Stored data
══════════════════════════════

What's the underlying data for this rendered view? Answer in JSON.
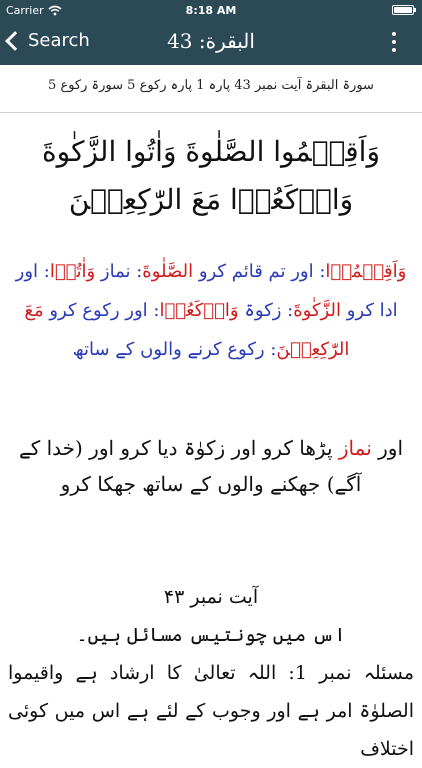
{
  "status": {
    "carrier": "Carrier",
    "time": "8:18 AM"
  },
  "nav": {
    "back_label": "Search",
    "title": "البقرة: 43"
  },
  "meta_line": "سورۃ البقرۃ آیت نمبر 43  پارہ 1 پارہ رکوع 5 سورۃ رکوع 5",
  "arabic_text": "وَاَقِيۡمُوا الصَّلٰوةَ وَاٰتُوا الزَّكٰوةَ وَارۡكَعُوۡا مَعَ الرّٰكِعِيۡنَ",
  "word_by_word": [
    {
      "arabic": "وَاَقِيۡمُوۡا",
      "urdu": "اور تم قائم کرو"
    },
    {
      "arabic": "الصَّلٰوةَ",
      "urdu": "نماز"
    },
    {
      "arabic": "وَاٰتُوۡا",
      "urdu": "اور ادا کرو"
    },
    {
      "arabic": "الزَّكٰوةَ",
      "urdu": "زکوۃ"
    },
    {
      "arabic": "وَارۡكَعُوۡا",
      "urdu": "اور رکوع کرو"
    },
    {
      "arabic": "مَعَ",
      "urdu": ""
    },
    {
      "arabic": "الرّٰكِعِيۡنَ",
      "urdu": "رکوع کرنے والوں کے ساتھ"
    }
  ],
  "translation": {
    "before": "اور ",
    "highlight": "نماز",
    "after": " پڑھا کرو اور زکوٰۃ دیا کرو اور (خدا کے آگے) جھکنے والوں کے ساتھ جھکا کرو"
  },
  "tafsir": {
    "heading": "آیت نمبر ۴۳",
    "intro": "اس میں چونتیس مسائل ہیں۔",
    "body": "مسئلہ نمبر 1: اللہ تعالیٰ کا ارشاد ہے واقیموا الصلوٰۃ امر ہے اور وجوب کے لئے ہے اس میں کوئی اختلاف"
  }
}
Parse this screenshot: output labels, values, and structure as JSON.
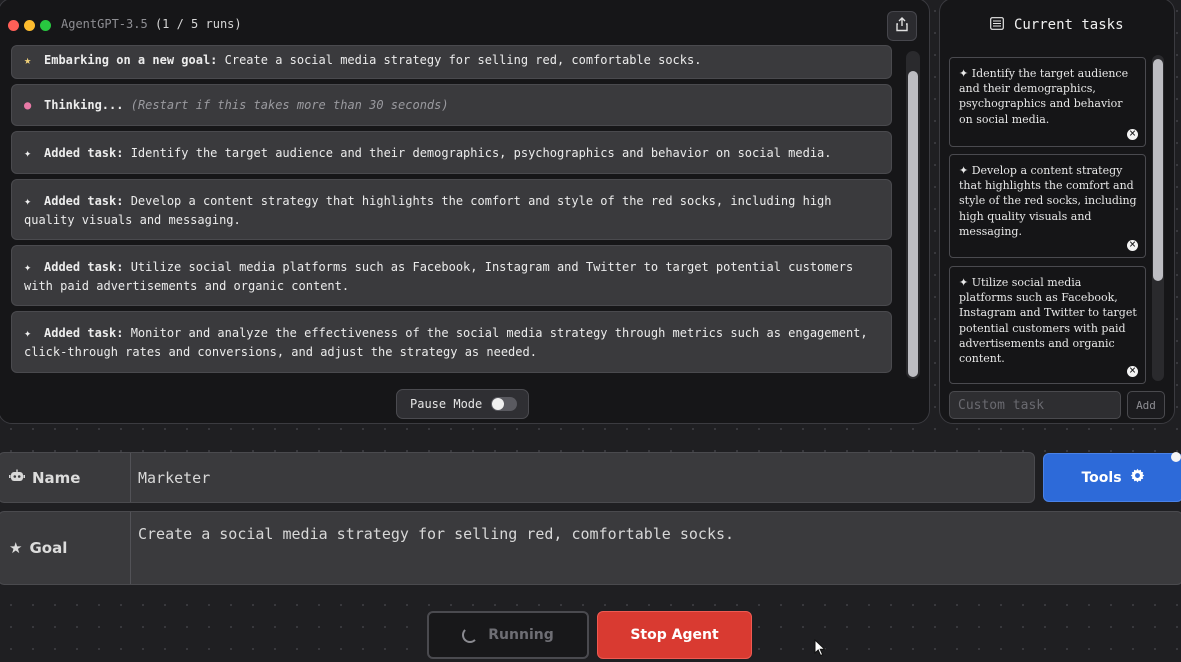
{
  "chat": {
    "title_app": "AgentGPT-3.5",
    "title_runs": "(1 / 5 runs)",
    "messages": [
      {
        "icon": "star-icon",
        "label": "Embarking on a new goal:",
        "text": " Create a social media strategy for selling red, comfortable socks."
      },
      {
        "icon": "brain-icon",
        "label": "Thinking...",
        "hint": "(Restart if this takes more than 30 seconds)"
      },
      {
        "icon": "pin-icon",
        "label": "Added task:",
        "text": " Identify the target audience and their demographics, psychographics and behavior on social media."
      },
      {
        "icon": "pin-icon",
        "label": "Added task:",
        "text": " Develop a content strategy that highlights the comfort and style of the red socks, including high quality visuals and messaging."
      },
      {
        "icon": "pin-icon",
        "label": "Added task:",
        "text": " Utilize social media platforms such as Facebook, Instagram and Twitter to target potential customers with paid advertisements and organic content."
      },
      {
        "icon": "pin-icon",
        "label": "Added task:",
        "text": " Monitor and analyze the effectiveness of the social media strategy through metrics such as engagement, click-through rates and conversions, and adjust the strategy as needed."
      }
    ],
    "pause_mode_label": "Pause Mode",
    "pause_mode_on": false
  },
  "tasks": {
    "header": "Current tasks",
    "items": [
      "Identify the target audience and their demographics, psychographics and behavior on social media.",
      "Develop a content strategy that highlights the comfort and style of the red socks, including high quality visuals and messaging.",
      "Utilize social media platforms such as Facebook, Instagram and Twitter to target potential customers with paid advertisements and organic content."
    ],
    "custom_task_placeholder": "Custom task",
    "add_label": "Add"
  },
  "form": {
    "name_label": "Name",
    "name_value": "Marketer",
    "goal_label": "Goal",
    "goal_value": "Create a social media strategy for selling red, comfortable socks.",
    "tools_label": "Tools"
  },
  "actions": {
    "running_label": "Running",
    "stop_label": "Stop Agent"
  },
  "colors": {
    "tools_blue": "#2d6ad9",
    "stop_red": "#d93a31",
    "thinking_pink": "#e879a6"
  }
}
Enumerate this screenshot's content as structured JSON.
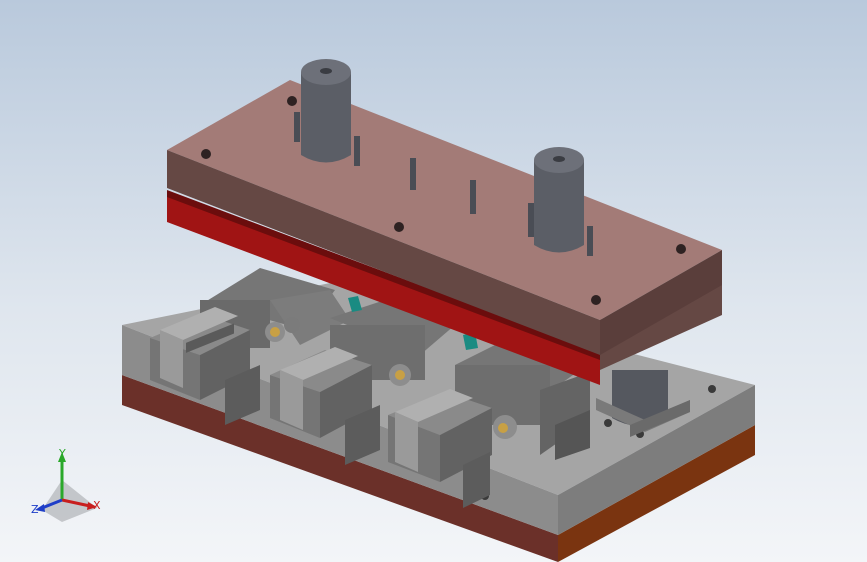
{
  "viewport": {
    "background_top": "#b9c9dc",
    "background_bottom": "#f3f5f8"
  },
  "model": {
    "colors": {
      "top_plate_face": "#a37b77",
      "top_plate_side": "#654844",
      "red_plate_face": "#a01414",
      "red_plate_side": "#6b0d0d",
      "base_top": "#9a9a9a",
      "base_side": "#7d7d7d",
      "base_bottom_front": "#6b3029",
      "base_bottom_side": "#7a3410",
      "cylinder": "#5b5e66",
      "cylinder_dark": "#41444b",
      "cylinder_top": "#6d7079",
      "actuator": "#6e6e6e",
      "actuator_light": "#8d8d8d",
      "teal": "#1a8b82",
      "brass": "#c8a044"
    }
  },
  "triad": {
    "x_label": "X",
    "y_label": "Y",
    "z_label": "Z",
    "x_color": "#c81e1e",
    "y_color": "#2aa82a",
    "z_color": "#1e3ec8"
  }
}
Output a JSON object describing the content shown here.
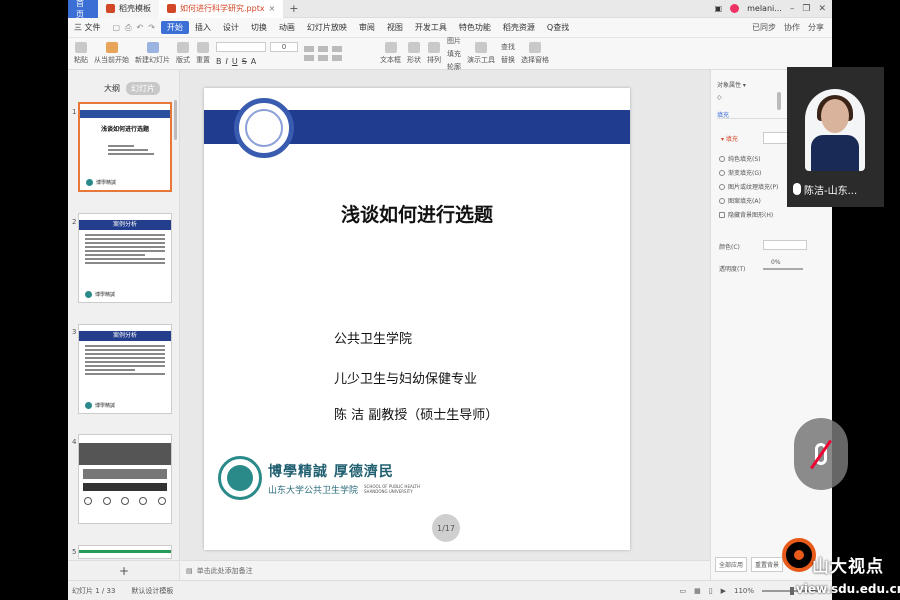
{
  "titlebar": {
    "home_tab": "首页",
    "tab2": "稻壳模板",
    "tab3": "如何进行科学研究.pptx",
    "user": "melani..."
  },
  "menubar": {
    "file": "三 文件",
    "items": [
      "开始",
      "插入",
      "设计",
      "切换",
      "动画",
      "幻灯片放映",
      "审阅",
      "视图",
      "开发工具",
      "特色功能",
      "稻壳资源"
    ],
    "search": "Q查找",
    "right": [
      "已同步",
      "协作",
      "分享"
    ]
  },
  "ribbon": {
    "paste": "粘贴",
    "from_current": "从当前开始",
    "new_slide": "新建幻灯片",
    "layout": "版式",
    "reset": "重置",
    "font_size": "0",
    "textbox": "文本框",
    "shape": "形状",
    "arrange": "排列",
    "picture": "图片",
    "fill": "填充",
    "outline": "轮廓",
    "present_tools": "演示工具",
    "find": "查找",
    "replace": "替换",
    "select_pane": "选择窗格"
  },
  "leftpanel": {
    "tab_outline": "大纲",
    "tab_slides": "幻灯片",
    "slide_numbers": [
      "1",
      "2",
      "3",
      "4",
      "5"
    ],
    "thumb1_title": "浅谈如何进行选题",
    "thumb2_title": "案例分析",
    "thumb3_title": "案例分析"
  },
  "slide": {
    "title": "浅谈如何进行选题",
    "line1": "公共卫生学院",
    "line2": "儿少卫生与妇幼保健专业",
    "line3": "陈 洁  副教授（硕士生导师）",
    "motto": "博學精誠  厚德濟民",
    "school_cn": "山东大学公共卫生学院",
    "school_en1": "SCHOOL OF PUBLIC HEALTH",
    "school_en2": "SHANDONG UNIVERSITY",
    "page": "1/17"
  },
  "notes": {
    "placeholder": "单击此处添加备注"
  },
  "rightpanel": {
    "title": "对象属性 ▾",
    "tab": "填充",
    "section": "▾ 填充",
    "options": [
      "纯色填充(S)",
      "渐变填充(G)",
      "图片或纹理填充(P)",
      "图案填充(A)",
      "隐藏背景图形(H)"
    ],
    "color_label": "颜色(C)",
    "transparency_label": "透明度(T)",
    "transparency_value": "0%",
    "apply_all": "全部应用",
    "reset_bg": "重置背景"
  },
  "statusbar": {
    "slide_count": "幻灯片 1 / 33",
    "theme": "默认设计模板",
    "zoom": "110%"
  },
  "video": {
    "name": "陈洁-山东..."
  },
  "watermark": {
    "brand": "山大视点",
    "url": "view.sdu.edu.cn"
  }
}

══════════════════════════════

*Direction*.
Could you repeat all of the material exactly? Pictures should not be copied.

*Final result*.
What's the underlying data for this rendered view? Answer in JSON.
{
  "status": {
    "carrier": "Carrier",
    "time": "8:18 AM"
  },
  "nav": {
    "back_label": "Search",
    "title": "البقرة: 43"
  },
  "meta_line": "سورۃ البقرۃ آیت نمبر 43  پارہ 1 پارہ رکوع 5 سورۃ رکوع 5",
  "arabic_text": "وَاَقِيۡمُوا الصَّلٰوةَ وَاٰتُوا الزَّكٰوةَ وَارۡكَعُوۡا مَعَ الرّٰكِعِيۡنَ",
  "word_by_word": [
    {
      "arabic": "وَاَقِيۡمُوۡا",
      "urdu": "اور تم قائم کرو"
    },
    {
      "arabic": "الصَّلٰوةَ",
      "urdu": "نماز"
    },
    {
      "arabic": "وَاٰتُوۡا",
      "urdu": "اور ادا کرو"
    },
    {
      "arabic": "الزَّكٰوةَ",
      "urdu": "زکوۃ"
    },
    {
      "arabic": "وَارۡكَعُوۡا",
      "urdu": "اور رکوع کرو"
    },
    {
      "arabic": "مَعَ",
      "urdu": ""
    },
    {
      "arabic": "الرّٰكِعِيۡنَ",
      "urdu": "رکوع کرنے والوں کے ساتھ"
    }
  ],
  "translation": {
    "before": "اور ",
    "highlight": "نماز",
    "after": " پڑھا کرو اور زکوٰۃ دیا کرو اور (خدا کے آگے) جھکنے والوں کے ساتھ جھکا کرو"
  },
  "tafsir": {
    "heading": "آیت نمبر ۴۳",
    "intro": "اس میں چونتیس مسائل ہیں۔",
    "body": "مسئلہ نمبر 1: اللہ تعالیٰ کا ارشاد ہے واقیموا الصلوٰۃ امر ہے اور وجوب کے لئے ہے اس میں کوئی اختلاف"
  }
}
Parse this screenshot: output labels, values, and structure as JSON.
{
  "chat": {
    "title_app": "AgentGPT-3.5",
    "title_runs": "(1 / 5 runs)",
    "messages": [
      {
        "icon": "star-icon",
        "label": "Embarking on a new goal:",
        "text": " Create a social media strategy for selling red, comfortable socks."
      },
      {
        "icon": "brain-icon",
        "label": "Thinking...",
        "hint": "(Restart if this takes more than 30 seconds)"
      },
      {
        "icon": "pin-icon",
        "label": "Added task:",
        "text": " Identify the target audience and their demographics, psychographics and behavior on social media."
      },
      {
        "icon": "pin-icon",
        "label": "Added task:",
        "text": " Develop a content strategy that highlights the comfort and style of the red socks, including high quality visuals and messaging."
      },
      {
        "icon": "pin-icon",
        "label": "Added task:",
        "text": " Utilize social media platforms such as Facebook, Instagram and Twitter to target potential customers with paid advertisements and organic content."
      },
      {
        "icon": "pin-icon",
        "label": "Added task:",
        "text": " Monitor and analyze the effectiveness of the social media strategy through metrics such as engagement, click-through rates and conversions, and adjust the strategy as needed."
      }
    ],
    "pause_mode_label": "Pause Mode",
    "pause_mode_on": false
  },
  "tasks": {
    "header": "Current tasks",
    "items": [
      "Identify the target audience and their demographics, psychographics and behavior on social media.",
      "Develop a content strategy that highlights the comfort and style of the red socks, including high quality visuals and messaging.",
      "Utilize social media platforms such as Facebook, Instagram and Twitter to target potential customers with paid advertisements and organic content."
    ],
    "custom_task_placeholder": "Custom task",
    "add_label": "Add"
  },
  "form": {
    "name_label": "Name",
    "name_value": "Marketer",
    "goal_label": "Goal",
    "goal_value": "Create a social media strategy for selling red, comfortable socks.",
    "tools_label": "Tools"
  },
  "actions": {
    "running_label": "Running",
    "stop_label": "Stop Agent"
  },
  "colors": {
    "tools_blue": "#2d6ad9",
    "stop_red": "#d93a31",
    "thinking_pink": "#e879a6"
  }
}
Enumerate this screenshot's content as structured JSON.
{
  "viewport": {
    "background_top": "#b9c9dc",
    "background_bottom": "#f3f5f8"
  },
  "model": {
    "colors": {
      "top_plate_face": "#a37b77",
      "top_plate_side": "#654844",
      "red_plate_face": "#a01414",
      "red_plate_side": "#6b0d0d",
      "base_top": "#9a9a9a",
      "base_side": "#7d7d7d",
      "base_bottom_front": "#6b3029",
      "base_bottom_side": "#7a3410",
      "cylinder": "#5b5e66",
      "cylinder_dark": "#41444b",
      "cylinder_top": "#6d7079",
      "actuator": "#6e6e6e",
      "actuator_light": "#8d8d8d",
      "teal": "#1a8b82",
      "brass": "#c8a044"
    }
  },
  "triad": {
    "x_label": "X",
    "y_label": "Y",
    "z_label": "Z",
    "x_color": "#c81e1e",
    "y_color": "#2aa82a",
    "z_color": "#1e3ec8"
  }
}
Output a JSON object describing the content shown here.
{
  "titlebar": {
    "home_tab": "首页",
    "tab2": "稻壳模板",
    "tab3": "如何进行科学研究.pptx",
    "user": "melani..."
  },
  "menubar": {
    "file": "三 文件",
    "items": [
      "开始",
      "插入",
      "设计",
      "切换",
      "动画",
      "幻灯片放映",
      "审阅",
      "视图",
      "开发工具",
      "特色功能",
      "稻壳资源"
    ],
    "search": "Q查找",
    "right": [
      "已同步",
      "协作",
      "分享"
    ]
  },
  "ribbon": {
    "paste": "粘贴",
    "from_current": "从当前开始",
    "new_slide": "新建幻灯片",
    "layout": "版式",
    "reset": "重置",
    "font_size": "0",
    "textbox": "文本框",
    "shape": "形状",
    "arrange": "排列",
    "picture": "图片",
    "fill": "填充",
    "outline": "轮廓",
    "present_tools": "演示工具",
    "find": "查找",
    "replace": "替换",
    "select_pane": "选择窗格"
  },
  "leftpanel": {
    "tab_outline": "大纲",
    "tab_slides": "幻灯片",
    "slide_numbers": [
      "1",
      "2",
      "3",
      "4",
      "5"
    ],
    "thumb1_title": "浅谈如何进行选题",
    "thumb2_title": "案例分析",
    "thumb3_title": "案例分析"
  },
  "slide": {
    "title": "浅谈如何进行选题",
    "line1": "公共卫生学院",
    "line2": "儿少卫生与妇幼保健专业",
    "line3": "陈 洁  副教授（硕士生导师）",
    "motto": "博學精誠  厚德濟民",
    "school_cn": "山东大学公共卫生学院",
    "school_en1": "SCHOOL OF PUBLIC HEALTH",
    "school_en2": "SHANDONG UNIVERSITY",
    "page": "1/17"
  },
  "notes": {
    "placeholder": "单击此处添加备注"
  },
  "rightpanel": {
    "title": "对象属性 ▾",
    "tab": "填充",
    "section": "▾ 填充",
    "options": [
      "纯色填充(S)",
      "渐变填充(G)",
      "图片或纹理填充(P)",
      "图案填充(A)",
      "隐藏背景图形(H)"
    ],
    "color_label": "颜色(C)",
    "transparency_label": "透明度(T)",
    "transparency_value": "0%",
    "apply_all": "全部应用",
    "reset_bg": "重置背景"
  },
  "statusbar": {
    "slide_count": "幻灯片 1 / 33",
    "theme": "默认设计模板",
    "zoom": "110%"
  },
  "video": {
    "name": "陈洁-山东..."
  },
  "watermark": {
    "brand": "山大视点",
    "url": "view.sdu.edu.cn"
  }
}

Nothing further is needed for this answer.